## Task goal
Copy out the lines that include the word "price".

— Start of Supplied data —

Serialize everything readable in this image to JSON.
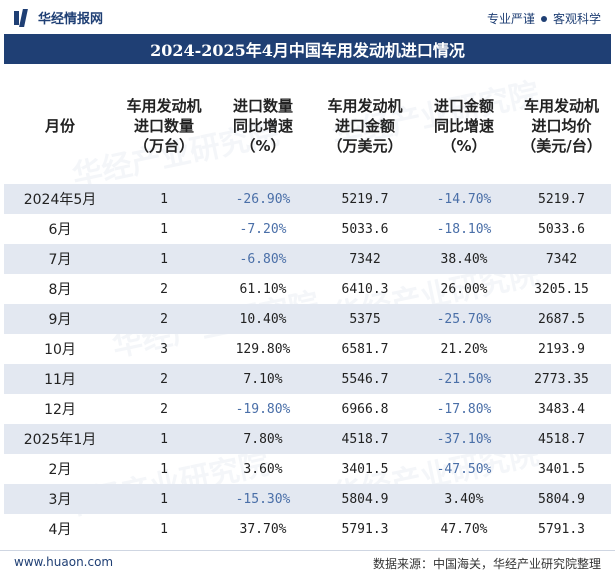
{
  "brand": {
    "logo_text": "华经情报网",
    "slogan_left": "专业严谨",
    "slogan_right": "客观科学"
  },
  "title": "2024-2025年4月中国车用发动机进口情况",
  "watermark": "华经产业研究院",
  "table": {
    "headers": [
      [
        "月份"
      ],
      [
        "车用发动机",
        "进口数量",
        "（万台）"
      ],
      [
        "进口数量",
        "同比增速",
        "（%）"
      ],
      [
        "车用发动机",
        "进口金额",
        "（万美元）"
      ],
      [
        "进口金额",
        "同比增速",
        "（%）"
      ],
      [
        "车用发动机",
        "进口均价",
        "（美元/台）"
      ]
    ],
    "rows": [
      {
        "month": "2024年5月",
        "qty": "1",
        "qty_yoy": "-26.90%",
        "amount": "5219.7",
        "amount_yoy": "-14.70%",
        "price": "5219.7"
      },
      {
        "month": "6月",
        "qty": "1",
        "qty_yoy": "-7.20%",
        "amount": "5033.6",
        "amount_yoy": "-18.10%",
        "price": "5033.6"
      },
      {
        "month": "7月",
        "qty": "1",
        "qty_yoy": "-6.80%",
        "amount": "7342",
        "amount_yoy": "38.40%",
        "price": "7342"
      },
      {
        "month": "8月",
        "qty": "2",
        "qty_yoy": "61.10%",
        "amount": "6410.3",
        "amount_yoy": "26.00%",
        "price": "3205.15"
      },
      {
        "month": "9月",
        "qty": "2",
        "qty_yoy": "10.40%",
        "amount": "5375",
        "amount_yoy": "-25.70%",
        "price": "2687.5"
      },
      {
        "month": "10月",
        "qty": "3",
        "qty_yoy": "129.80%",
        "amount": "6581.7",
        "amount_yoy": "21.20%",
        "price": "2193.9"
      },
      {
        "month": "11月",
        "qty": "2",
        "qty_yoy": "7.10%",
        "amount": "5546.7",
        "amount_yoy": "-21.50%",
        "price": "2773.35"
      },
      {
        "month": "12月",
        "qty": "2",
        "qty_yoy": "-19.80%",
        "amount": "6966.8",
        "amount_yoy": "-17.80%",
        "price": "3483.4"
      },
      {
        "month": "2025年1月",
        "qty": "1",
        "qty_yoy": "7.80%",
        "amount": "4518.7",
        "amount_yoy": "-37.10%",
        "price": "4518.7"
      },
      {
        "month": "2月",
        "qty": "1",
        "qty_yoy": "3.60%",
        "amount": "3401.5",
        "amount_yoy": "-47.50%",
        "price": "3401.5"
      },
      {
        "month": "3月",
        "qty": "1",
        "qty_yoy": "-15.30%",
        "amount": "5804.9",
        "amount_yoy": "3.40%",
        "price": "5804.9"
      },
      {
        "month": "4月",
        "qty": "1",
        "qty_yoy": "37.70%",
        "amount": "5791.3",
        "amount_yoy": "47.70%",
        "price": "5791.3"
      }
    ]
  },
  "footer": {
    "url": "www.huaon.com",
    "source": "数据来源：中国海关，华经产业研究院整理"
  },
  "colors": {
    "brand": "#1f3f74",
    "stripe": "#e3e8f1",
    "negative": "#4a6fa8"
  }
}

— End of Supplied data —

## Exercise solution
        "price": "5219.7"
        "price": "5033.6"
        "price": "7342"
        "price": "3205.15"
        "price": "2687.5"
        "price": "2193.9"
        "price": "2773.35"
        "price": "3483.4"
        "price": "4518.7"
        "price": "3401.5"
        "price": "5804.9"
        "price": "5791.3"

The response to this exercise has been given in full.